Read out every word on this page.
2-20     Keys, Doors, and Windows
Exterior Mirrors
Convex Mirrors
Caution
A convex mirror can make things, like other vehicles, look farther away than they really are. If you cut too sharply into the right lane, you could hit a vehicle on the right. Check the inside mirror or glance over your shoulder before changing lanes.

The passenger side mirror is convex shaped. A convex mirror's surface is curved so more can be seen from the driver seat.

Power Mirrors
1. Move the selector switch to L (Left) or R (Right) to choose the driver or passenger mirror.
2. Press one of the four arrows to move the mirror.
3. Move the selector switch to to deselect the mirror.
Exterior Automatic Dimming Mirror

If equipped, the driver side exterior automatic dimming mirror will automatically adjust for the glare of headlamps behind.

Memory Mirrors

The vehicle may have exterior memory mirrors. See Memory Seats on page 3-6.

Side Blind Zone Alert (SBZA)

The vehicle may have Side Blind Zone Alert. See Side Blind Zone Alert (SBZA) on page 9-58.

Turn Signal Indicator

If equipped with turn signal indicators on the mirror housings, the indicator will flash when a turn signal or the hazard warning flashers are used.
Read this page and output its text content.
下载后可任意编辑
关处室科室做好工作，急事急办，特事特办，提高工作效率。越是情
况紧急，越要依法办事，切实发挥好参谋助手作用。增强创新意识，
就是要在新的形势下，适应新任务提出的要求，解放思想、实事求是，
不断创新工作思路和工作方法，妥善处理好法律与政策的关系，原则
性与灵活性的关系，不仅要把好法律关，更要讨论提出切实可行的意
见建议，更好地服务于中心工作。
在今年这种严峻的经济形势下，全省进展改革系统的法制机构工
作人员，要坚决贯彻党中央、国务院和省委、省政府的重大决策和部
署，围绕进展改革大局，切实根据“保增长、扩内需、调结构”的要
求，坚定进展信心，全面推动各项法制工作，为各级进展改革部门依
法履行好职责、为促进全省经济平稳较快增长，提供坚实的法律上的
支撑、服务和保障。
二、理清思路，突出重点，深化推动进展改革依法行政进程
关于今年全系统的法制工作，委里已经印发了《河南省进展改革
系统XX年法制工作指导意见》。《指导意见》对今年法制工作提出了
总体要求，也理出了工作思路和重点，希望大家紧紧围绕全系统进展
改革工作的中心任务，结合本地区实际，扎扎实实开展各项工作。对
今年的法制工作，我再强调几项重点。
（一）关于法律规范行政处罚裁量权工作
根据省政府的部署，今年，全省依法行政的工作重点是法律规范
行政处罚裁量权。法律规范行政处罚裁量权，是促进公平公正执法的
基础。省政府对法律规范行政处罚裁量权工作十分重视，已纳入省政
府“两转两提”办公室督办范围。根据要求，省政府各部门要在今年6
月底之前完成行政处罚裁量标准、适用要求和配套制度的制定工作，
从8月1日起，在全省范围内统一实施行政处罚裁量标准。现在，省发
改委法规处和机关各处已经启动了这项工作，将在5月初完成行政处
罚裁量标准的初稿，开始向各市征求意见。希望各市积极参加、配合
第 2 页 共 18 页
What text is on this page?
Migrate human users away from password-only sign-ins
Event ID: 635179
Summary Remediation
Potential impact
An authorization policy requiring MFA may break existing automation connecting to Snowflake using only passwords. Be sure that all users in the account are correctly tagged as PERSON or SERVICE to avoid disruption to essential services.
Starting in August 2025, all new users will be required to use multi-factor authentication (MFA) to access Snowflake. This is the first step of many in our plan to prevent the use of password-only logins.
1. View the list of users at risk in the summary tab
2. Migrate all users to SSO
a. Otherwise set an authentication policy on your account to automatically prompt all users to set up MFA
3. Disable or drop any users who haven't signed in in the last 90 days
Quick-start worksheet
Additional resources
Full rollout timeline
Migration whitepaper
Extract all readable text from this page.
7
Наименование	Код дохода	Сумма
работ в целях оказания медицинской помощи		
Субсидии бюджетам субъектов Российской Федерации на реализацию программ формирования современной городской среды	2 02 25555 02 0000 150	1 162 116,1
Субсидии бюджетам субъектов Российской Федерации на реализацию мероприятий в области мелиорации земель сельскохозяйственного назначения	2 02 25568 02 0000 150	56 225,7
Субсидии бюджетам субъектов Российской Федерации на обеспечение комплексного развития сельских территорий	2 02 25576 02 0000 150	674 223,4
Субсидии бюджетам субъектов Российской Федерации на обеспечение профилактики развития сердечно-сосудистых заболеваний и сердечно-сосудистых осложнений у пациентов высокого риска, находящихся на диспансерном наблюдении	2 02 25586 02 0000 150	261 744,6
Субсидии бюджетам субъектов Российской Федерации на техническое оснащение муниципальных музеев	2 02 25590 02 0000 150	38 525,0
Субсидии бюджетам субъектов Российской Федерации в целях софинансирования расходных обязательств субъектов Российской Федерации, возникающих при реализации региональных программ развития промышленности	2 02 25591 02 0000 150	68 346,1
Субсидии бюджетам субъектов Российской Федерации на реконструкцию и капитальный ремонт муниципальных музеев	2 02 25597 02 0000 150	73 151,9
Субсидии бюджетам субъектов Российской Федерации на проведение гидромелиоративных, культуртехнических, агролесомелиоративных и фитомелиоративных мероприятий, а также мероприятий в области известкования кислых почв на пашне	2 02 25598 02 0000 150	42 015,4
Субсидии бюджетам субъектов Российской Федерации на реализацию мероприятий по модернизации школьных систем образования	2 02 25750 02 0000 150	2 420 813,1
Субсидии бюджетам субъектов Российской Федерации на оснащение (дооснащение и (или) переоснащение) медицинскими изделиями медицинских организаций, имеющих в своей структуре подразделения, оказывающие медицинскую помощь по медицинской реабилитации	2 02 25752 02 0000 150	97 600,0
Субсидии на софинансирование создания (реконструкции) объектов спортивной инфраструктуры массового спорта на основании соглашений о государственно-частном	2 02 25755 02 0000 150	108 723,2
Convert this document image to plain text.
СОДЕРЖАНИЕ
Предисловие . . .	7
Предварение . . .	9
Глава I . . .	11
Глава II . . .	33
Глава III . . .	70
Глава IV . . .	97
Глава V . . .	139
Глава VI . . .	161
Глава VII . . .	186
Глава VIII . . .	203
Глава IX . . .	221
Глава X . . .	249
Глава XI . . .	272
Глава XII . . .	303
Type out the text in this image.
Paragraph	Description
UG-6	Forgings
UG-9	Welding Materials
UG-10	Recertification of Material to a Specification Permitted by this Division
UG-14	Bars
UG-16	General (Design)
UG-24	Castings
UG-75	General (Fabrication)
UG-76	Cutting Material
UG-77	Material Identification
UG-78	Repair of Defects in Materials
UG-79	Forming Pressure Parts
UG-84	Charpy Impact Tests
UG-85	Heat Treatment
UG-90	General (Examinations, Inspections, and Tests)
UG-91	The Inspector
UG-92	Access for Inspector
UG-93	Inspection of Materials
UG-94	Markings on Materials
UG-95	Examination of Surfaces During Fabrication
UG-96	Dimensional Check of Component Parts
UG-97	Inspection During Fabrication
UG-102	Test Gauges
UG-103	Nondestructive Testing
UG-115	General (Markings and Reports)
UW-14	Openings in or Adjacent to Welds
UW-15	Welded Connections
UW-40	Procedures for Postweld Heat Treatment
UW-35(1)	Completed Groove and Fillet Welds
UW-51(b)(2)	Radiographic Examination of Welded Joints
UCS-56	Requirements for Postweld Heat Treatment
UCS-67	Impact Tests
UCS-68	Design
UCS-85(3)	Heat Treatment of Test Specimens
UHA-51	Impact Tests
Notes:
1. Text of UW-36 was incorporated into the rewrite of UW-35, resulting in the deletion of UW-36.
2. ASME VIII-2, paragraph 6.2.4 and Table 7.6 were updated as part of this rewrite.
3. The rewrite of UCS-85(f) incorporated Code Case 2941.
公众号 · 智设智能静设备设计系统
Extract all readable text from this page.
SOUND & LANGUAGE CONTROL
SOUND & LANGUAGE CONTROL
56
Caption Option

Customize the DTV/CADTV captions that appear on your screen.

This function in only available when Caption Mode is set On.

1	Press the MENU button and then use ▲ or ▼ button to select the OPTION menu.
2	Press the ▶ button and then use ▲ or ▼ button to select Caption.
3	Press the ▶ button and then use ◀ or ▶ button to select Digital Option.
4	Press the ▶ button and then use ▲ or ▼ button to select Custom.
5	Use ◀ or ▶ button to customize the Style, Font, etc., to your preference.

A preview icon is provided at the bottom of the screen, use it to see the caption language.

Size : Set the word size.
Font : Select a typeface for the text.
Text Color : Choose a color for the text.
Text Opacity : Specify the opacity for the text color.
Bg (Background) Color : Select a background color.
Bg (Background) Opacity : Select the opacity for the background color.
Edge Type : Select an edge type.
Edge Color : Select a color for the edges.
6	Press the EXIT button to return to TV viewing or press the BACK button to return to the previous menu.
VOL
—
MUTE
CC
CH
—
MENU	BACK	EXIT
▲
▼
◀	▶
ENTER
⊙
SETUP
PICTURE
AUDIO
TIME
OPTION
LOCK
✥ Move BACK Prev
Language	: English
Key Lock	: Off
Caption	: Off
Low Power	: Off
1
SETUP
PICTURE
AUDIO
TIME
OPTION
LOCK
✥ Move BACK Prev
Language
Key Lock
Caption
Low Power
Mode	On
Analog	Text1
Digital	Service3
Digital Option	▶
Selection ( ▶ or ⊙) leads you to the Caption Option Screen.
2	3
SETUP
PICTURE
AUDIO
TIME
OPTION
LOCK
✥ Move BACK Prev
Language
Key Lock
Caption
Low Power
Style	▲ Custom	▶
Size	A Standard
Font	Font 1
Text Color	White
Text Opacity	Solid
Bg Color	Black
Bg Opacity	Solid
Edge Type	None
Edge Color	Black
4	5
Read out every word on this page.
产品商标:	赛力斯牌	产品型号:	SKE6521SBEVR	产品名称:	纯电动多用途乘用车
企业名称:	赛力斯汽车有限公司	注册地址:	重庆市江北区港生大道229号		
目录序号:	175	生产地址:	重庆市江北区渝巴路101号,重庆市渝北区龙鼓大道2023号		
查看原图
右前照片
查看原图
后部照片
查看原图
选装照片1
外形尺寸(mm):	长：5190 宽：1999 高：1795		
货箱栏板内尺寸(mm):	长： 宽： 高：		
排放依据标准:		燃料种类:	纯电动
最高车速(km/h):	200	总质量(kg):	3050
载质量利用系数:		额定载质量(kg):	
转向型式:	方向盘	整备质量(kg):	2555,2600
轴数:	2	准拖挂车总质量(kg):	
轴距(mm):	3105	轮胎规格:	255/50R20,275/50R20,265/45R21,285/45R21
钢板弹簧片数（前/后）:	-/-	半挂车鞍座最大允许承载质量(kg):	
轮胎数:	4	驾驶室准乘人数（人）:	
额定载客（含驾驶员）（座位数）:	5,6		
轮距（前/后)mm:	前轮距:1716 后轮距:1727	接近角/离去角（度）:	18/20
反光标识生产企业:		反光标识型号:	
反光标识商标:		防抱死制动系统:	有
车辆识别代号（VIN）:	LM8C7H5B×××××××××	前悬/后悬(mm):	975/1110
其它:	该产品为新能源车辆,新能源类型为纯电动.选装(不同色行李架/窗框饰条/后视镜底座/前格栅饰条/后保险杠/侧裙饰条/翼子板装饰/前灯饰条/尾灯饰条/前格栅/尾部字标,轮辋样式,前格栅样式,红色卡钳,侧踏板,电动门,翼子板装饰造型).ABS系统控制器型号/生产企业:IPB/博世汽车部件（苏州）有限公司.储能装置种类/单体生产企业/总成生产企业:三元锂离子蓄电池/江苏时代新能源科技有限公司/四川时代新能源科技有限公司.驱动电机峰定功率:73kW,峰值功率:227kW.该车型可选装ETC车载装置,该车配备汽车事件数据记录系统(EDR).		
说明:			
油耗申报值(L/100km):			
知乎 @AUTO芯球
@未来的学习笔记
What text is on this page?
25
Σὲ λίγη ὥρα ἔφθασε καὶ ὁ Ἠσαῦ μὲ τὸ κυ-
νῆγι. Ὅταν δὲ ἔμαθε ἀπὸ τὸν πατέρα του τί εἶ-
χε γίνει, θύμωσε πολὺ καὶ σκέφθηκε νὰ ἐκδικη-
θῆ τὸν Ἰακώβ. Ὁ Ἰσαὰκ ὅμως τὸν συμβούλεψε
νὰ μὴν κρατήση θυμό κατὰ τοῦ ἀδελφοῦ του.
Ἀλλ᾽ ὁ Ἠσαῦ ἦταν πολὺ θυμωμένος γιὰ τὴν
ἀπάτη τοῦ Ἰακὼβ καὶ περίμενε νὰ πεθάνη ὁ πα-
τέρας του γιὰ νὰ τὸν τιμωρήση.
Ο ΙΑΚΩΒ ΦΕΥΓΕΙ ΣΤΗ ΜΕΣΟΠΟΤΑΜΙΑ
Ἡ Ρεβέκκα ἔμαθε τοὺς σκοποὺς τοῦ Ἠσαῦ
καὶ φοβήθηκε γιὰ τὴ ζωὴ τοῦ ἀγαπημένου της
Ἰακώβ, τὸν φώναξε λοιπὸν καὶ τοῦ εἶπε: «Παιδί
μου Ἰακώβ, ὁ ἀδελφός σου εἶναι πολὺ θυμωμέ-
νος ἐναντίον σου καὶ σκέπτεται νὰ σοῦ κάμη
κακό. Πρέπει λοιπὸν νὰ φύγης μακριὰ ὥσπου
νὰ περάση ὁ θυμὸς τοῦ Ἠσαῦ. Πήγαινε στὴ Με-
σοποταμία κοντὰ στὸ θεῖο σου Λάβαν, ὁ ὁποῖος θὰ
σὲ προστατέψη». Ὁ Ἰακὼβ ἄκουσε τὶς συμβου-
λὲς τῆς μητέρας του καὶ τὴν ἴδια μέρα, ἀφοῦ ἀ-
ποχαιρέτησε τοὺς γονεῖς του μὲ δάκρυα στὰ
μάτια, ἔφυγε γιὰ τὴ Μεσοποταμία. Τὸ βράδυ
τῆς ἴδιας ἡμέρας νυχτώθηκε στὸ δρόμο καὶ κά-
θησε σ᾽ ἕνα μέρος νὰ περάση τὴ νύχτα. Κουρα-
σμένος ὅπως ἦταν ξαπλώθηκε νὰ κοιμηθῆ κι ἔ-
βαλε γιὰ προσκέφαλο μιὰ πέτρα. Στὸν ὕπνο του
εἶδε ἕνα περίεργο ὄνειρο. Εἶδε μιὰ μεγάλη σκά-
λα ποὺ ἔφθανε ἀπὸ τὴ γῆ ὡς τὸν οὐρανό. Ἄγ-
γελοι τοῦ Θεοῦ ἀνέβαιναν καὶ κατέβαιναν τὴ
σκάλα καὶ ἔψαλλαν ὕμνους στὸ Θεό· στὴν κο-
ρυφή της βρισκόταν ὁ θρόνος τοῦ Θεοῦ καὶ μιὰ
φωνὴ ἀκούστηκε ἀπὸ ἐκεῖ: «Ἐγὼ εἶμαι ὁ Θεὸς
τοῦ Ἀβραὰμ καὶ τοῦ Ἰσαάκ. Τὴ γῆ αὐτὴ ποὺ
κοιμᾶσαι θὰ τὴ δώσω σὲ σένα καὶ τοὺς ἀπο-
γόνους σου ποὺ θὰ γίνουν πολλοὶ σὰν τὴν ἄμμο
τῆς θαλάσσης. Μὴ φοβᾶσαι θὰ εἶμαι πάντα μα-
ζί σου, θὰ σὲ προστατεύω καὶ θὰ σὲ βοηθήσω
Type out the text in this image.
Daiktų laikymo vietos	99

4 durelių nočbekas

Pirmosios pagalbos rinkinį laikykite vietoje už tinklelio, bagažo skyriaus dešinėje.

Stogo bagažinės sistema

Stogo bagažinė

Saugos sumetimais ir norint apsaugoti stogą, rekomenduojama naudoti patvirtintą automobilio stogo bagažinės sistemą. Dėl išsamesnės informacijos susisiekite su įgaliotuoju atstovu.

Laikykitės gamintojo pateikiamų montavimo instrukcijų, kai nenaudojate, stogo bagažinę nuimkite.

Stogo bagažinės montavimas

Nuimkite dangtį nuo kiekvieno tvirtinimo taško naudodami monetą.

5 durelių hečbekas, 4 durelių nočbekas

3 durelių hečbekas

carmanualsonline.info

Problem statement: Check each line of the records for the string "программ" and state how many lines contain it. Give only the number.

Worked answer: 2